### Problem statement
Go over the entries below line by line, copying each one that contains the word "ylabel".

-- Exercise input start --

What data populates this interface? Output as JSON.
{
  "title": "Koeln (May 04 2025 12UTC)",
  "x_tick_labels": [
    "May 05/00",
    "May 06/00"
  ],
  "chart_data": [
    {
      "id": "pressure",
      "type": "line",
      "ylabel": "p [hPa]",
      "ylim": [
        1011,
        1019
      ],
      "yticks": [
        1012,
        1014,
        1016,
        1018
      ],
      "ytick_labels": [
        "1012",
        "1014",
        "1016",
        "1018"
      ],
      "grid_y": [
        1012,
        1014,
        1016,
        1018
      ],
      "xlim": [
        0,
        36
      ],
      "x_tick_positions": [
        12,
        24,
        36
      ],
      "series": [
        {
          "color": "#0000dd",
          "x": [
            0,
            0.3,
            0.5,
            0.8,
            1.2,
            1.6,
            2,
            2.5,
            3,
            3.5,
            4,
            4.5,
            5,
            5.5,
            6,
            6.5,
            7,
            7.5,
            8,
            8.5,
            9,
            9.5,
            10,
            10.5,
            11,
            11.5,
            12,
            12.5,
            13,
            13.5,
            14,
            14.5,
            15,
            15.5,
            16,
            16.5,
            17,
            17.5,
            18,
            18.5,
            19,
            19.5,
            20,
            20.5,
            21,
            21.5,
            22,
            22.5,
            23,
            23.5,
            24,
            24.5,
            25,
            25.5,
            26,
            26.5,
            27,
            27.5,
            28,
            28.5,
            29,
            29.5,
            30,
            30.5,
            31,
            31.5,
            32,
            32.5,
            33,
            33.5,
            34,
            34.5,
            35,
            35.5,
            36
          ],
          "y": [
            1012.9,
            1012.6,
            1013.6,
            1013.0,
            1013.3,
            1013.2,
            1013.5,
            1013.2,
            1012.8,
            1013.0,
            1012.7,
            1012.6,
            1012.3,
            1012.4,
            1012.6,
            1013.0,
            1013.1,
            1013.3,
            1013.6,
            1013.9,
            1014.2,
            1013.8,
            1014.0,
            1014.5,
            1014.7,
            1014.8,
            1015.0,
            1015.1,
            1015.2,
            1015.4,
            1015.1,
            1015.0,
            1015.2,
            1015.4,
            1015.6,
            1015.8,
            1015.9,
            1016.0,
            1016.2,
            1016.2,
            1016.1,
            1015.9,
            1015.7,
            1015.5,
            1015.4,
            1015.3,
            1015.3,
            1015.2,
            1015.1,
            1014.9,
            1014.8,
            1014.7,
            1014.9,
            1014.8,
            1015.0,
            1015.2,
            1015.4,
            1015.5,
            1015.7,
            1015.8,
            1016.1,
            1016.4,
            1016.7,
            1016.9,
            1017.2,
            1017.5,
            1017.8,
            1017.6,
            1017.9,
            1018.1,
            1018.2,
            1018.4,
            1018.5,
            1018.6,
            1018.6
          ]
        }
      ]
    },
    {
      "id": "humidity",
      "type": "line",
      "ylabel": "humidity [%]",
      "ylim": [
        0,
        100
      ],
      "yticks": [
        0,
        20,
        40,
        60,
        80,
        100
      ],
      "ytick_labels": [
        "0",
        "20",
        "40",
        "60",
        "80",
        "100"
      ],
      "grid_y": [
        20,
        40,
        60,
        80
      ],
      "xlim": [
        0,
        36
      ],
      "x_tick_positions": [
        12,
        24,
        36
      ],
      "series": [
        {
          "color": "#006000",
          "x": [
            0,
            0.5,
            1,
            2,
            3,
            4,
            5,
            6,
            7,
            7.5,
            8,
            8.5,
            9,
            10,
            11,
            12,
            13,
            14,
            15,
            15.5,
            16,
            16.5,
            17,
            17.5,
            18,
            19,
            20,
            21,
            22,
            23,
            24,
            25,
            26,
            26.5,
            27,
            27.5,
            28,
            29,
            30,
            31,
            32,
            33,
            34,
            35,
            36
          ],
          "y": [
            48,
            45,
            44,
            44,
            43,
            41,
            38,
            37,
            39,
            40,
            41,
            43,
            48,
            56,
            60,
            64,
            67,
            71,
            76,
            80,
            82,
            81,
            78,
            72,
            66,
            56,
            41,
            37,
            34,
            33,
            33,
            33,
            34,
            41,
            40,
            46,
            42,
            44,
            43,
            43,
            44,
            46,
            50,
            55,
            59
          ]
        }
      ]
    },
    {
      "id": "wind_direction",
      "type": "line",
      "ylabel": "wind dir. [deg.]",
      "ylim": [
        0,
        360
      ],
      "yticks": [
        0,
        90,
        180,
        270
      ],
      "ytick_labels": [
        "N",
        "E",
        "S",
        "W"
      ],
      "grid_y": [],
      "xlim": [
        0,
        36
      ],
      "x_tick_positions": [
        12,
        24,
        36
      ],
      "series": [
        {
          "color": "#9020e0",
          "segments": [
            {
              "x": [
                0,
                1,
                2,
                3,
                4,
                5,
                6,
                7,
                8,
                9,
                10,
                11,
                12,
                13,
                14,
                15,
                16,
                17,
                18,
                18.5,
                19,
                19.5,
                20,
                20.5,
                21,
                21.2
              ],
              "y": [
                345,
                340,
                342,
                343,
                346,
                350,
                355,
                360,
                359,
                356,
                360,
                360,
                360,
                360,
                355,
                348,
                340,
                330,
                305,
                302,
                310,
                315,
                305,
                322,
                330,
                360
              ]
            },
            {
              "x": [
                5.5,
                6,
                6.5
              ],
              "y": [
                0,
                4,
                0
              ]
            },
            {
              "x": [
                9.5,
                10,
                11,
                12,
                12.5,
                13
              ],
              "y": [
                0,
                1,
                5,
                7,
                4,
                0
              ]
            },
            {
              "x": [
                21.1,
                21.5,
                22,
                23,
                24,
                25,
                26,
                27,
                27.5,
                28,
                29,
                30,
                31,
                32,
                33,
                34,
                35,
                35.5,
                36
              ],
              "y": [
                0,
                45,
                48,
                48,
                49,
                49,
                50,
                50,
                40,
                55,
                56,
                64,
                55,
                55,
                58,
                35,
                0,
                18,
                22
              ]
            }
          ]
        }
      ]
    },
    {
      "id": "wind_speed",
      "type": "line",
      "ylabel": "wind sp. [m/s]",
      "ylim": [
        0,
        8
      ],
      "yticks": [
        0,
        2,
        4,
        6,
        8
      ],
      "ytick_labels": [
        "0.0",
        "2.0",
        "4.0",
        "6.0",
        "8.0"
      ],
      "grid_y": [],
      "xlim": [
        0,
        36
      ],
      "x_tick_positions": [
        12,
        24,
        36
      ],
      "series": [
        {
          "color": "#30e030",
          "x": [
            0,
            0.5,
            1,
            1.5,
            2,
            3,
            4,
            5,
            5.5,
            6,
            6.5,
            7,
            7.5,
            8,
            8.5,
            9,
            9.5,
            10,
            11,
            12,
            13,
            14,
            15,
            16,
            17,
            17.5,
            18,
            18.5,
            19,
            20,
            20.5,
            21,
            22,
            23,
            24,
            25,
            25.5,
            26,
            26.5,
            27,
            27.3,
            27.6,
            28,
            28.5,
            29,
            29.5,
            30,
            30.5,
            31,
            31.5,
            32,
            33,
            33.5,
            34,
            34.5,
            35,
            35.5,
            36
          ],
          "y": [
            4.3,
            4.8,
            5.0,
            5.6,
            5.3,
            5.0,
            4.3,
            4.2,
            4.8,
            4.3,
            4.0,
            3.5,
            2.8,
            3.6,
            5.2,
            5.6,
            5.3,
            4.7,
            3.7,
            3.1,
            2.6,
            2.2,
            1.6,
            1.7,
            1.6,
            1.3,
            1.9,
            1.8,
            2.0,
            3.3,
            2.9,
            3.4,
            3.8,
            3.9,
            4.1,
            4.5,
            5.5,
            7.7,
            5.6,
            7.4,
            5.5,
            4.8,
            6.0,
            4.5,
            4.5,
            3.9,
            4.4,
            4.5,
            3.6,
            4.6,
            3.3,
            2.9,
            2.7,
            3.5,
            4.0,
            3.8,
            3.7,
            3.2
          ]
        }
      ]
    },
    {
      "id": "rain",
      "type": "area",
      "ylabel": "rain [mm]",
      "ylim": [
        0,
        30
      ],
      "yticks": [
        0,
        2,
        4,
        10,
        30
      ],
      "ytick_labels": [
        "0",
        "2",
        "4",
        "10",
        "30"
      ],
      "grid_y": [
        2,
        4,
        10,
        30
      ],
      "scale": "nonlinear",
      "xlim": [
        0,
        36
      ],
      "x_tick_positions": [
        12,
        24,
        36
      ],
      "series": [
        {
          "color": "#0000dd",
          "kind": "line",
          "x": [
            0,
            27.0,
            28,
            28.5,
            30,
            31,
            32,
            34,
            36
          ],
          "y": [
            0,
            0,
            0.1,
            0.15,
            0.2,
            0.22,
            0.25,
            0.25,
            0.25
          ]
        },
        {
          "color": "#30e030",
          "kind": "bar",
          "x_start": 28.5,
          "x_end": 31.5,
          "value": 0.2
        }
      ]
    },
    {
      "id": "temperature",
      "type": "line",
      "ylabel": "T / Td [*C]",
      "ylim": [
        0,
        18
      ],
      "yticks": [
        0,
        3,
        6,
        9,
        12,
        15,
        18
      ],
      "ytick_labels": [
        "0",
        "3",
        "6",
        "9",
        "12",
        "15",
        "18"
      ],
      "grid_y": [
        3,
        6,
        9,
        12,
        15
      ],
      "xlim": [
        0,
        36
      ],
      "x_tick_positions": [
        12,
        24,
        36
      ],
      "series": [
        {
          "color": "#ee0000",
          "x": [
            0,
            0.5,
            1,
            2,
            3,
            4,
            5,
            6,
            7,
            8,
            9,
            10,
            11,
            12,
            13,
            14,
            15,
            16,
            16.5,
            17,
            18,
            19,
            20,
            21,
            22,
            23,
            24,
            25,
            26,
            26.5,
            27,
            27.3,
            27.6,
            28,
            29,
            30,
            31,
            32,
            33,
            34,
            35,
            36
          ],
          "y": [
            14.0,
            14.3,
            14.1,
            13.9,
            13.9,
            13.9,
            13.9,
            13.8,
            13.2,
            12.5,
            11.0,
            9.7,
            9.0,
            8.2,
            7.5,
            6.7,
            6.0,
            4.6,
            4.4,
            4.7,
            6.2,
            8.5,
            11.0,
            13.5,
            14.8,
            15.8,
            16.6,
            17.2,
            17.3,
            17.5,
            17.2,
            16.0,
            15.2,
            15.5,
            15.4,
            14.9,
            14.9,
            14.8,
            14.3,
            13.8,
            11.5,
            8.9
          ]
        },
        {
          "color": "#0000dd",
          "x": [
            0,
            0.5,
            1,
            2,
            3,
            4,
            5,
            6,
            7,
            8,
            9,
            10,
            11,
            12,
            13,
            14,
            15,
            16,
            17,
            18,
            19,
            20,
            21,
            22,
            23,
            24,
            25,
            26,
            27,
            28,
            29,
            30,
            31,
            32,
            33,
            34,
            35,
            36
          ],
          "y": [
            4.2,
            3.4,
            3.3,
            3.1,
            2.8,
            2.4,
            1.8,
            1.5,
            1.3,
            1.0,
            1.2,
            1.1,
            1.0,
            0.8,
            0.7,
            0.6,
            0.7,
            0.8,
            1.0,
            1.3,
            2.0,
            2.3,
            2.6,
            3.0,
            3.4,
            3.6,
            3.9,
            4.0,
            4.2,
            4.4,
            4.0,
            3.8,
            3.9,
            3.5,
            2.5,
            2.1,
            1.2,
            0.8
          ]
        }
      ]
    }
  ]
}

-- Exercise input end --

### Task answer
      "ylabel": "p [hPa]",
      "ylabel": "humidity [%]",
      "ylabel": "wind dir. [deg.]",
      "ylabel": "wind sp. [m/s]",
      "ylabel": "rain [mm]",
      "ylabel": "T / Td [*C]",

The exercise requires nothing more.